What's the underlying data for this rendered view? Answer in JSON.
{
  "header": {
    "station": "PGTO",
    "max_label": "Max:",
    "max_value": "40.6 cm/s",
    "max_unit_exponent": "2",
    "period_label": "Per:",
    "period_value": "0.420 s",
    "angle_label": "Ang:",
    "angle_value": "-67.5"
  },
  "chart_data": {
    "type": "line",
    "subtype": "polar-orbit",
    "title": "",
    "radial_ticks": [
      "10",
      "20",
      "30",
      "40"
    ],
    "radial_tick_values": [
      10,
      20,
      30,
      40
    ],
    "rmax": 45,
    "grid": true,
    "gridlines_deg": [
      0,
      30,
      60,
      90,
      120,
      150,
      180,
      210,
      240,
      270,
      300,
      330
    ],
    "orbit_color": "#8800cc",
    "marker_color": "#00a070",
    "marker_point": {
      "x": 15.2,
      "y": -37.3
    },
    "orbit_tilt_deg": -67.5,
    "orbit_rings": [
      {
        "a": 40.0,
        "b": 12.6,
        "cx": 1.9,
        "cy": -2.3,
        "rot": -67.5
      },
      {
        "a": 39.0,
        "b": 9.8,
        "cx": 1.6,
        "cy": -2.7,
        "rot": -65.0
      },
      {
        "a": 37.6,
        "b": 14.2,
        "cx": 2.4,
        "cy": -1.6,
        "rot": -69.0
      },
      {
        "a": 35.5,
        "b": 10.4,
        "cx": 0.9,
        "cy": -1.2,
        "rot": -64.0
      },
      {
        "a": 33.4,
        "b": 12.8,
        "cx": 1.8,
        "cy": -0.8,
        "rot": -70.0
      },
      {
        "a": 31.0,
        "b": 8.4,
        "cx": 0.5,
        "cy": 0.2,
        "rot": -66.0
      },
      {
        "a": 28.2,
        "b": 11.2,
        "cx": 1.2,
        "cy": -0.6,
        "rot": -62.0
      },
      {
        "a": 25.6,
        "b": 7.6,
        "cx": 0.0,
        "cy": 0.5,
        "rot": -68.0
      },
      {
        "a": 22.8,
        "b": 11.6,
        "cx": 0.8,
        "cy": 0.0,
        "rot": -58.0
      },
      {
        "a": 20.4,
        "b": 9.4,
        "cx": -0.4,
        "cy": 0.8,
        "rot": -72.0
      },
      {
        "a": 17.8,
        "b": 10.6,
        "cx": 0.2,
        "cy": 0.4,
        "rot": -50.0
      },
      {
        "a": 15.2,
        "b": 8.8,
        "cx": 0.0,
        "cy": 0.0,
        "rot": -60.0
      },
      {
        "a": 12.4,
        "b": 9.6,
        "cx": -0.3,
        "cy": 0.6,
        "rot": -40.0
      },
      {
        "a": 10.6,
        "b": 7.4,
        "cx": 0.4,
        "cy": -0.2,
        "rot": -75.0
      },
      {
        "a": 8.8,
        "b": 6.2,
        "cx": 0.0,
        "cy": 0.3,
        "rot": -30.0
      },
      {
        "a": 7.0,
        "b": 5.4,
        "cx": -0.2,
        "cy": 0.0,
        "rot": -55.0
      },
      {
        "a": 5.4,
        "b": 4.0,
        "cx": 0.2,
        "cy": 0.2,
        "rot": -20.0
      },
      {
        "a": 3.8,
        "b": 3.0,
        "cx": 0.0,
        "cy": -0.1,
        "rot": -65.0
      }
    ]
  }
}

### Exercise aim
Set all of the entries down again, exactly as they were given.

### Solution to the problem
What's the underlying data for this rendered view? Answer in JSON.
{
  "header": {
    "station": "PGTO",
    "max_label": "Max:",
    "max_value": "40.6 cm/s",
    "max_unit_exponent": "2",
    "period_label": "Per:",
    "period_value": "0.420 s",
    "angle_label": "Ang:",
    "angle_value": "-67.5"
  },
  "chart_data": {
    "type": "line",
    "subtype": "polar-orbit",
    "title": "",
    "radial_ticks": [
      "10",
      "20",
      "30",
      "40"
    ],
    "radial_tick_values": [
      10,
      20,
      30,
      40
    ],
    "rmax": 45,
    "grid": true,
    "gridlines_deg": [
      0,
      30,
      60,
      90,
      120,
      150,
      180,
      210,
      240,
      270,
      300,
      330
    ],
    "orbit_color": "#8800cc",
    "marker_color": "#00a070",
    "marker_point": {
      "x": 15.2,
      "y": -37.3
    },
    "orbit_tilt_deg": -67.5,
    "orbit_rings": [
      {
        "a": 40.0,
        "b": 12.6,
        "cx": 1.9,
        "cy": -2.3,
        "rot": -67.5
      },
      {
        "a": 39.0,
        "b": 9.8,
        "cx": 1.6,
        "cy": -2.7,
        "rot": -65.0
      },
      {
        "a": 37.6,
        "b": 14.2,
        "cx": 2.4,
        "cy": -1.6,
        "rot": -69.0
      },
      {
        "a": 35.5,
        "b": 10.4,
        "cx": 0.9,
        "cy": -1.2,
        "rot": -64.0
      },
      {
        "a": 33.4,
        "b": 12.8,
        "cx": 1.8,
        "cy": -0.8,
        "rot": -70.0
      },
      {
        "a": 31.0,
        "b": 8.4,
        "cx": 0.5,
        "cy": 0.2,
        "rot": -66.0
      },
      {
        "a": 28.2,
        "b": 11.2,
        "cx": 1.2,
        "cy": -0.6,
        "rot": -62.0
      },
      {
        "a": 25.6,
        "b": 7.6,
        "cx": 0.0,
        "cy": 0.5,
        "rot": -68.0
      },
      {
        "a": 22.8,
        "b": 11.6,
        "cx": 0.8,
        "cy": 0.0,
        "rot": -58.0
      },
      {
        "a": 20.4,
        "b": 9.4,
        "cx": -0.4,
        "cy": 0.8,
        "rot": -72.0
      },
      {
        "a": 17.8,
        "b": 10.6,
        "cx": 0.2,
        "cy": 0.4,
        "rot": -50.0
      },
      {
        "a": 15.2,
        "b": 8.8,
        "cx": 0.0,
        "cy": 0.0,
        "rot": -60.0
      },
      {
        "a": 12.4,
        "b": 9.6,
        "cx": -0.3,
        "cy": 0.6,
        "rot": -40.0
      },
      {
        "a": 10.6,
        "b": 7.4,
        "cx": 0.4,
        "cy": -0.2,
        "rot": -75.0
      },
      {
        "a": 8.8,
        "b": 6.2,
        "cx": 0.0,
        "cy": 0.3,
        "rot": -30.0
      },
      {
        "a": 7.0,
        "b": 5.4,
        "cx": -0.2,
        "cy": 0.0,
        "rot": -55.0
      },
      {
        "a": 5.4,
        "b": 4.0,
        "cx": 0.2,
        "cy": 0.2,
        "rot": -20.0
      },
      {
        "a": 3.8,
        "b": 3.0,
        "cx": 0.0,
        "cy": -0.1,
        "rot": -65.0
      }
    ]
  }
}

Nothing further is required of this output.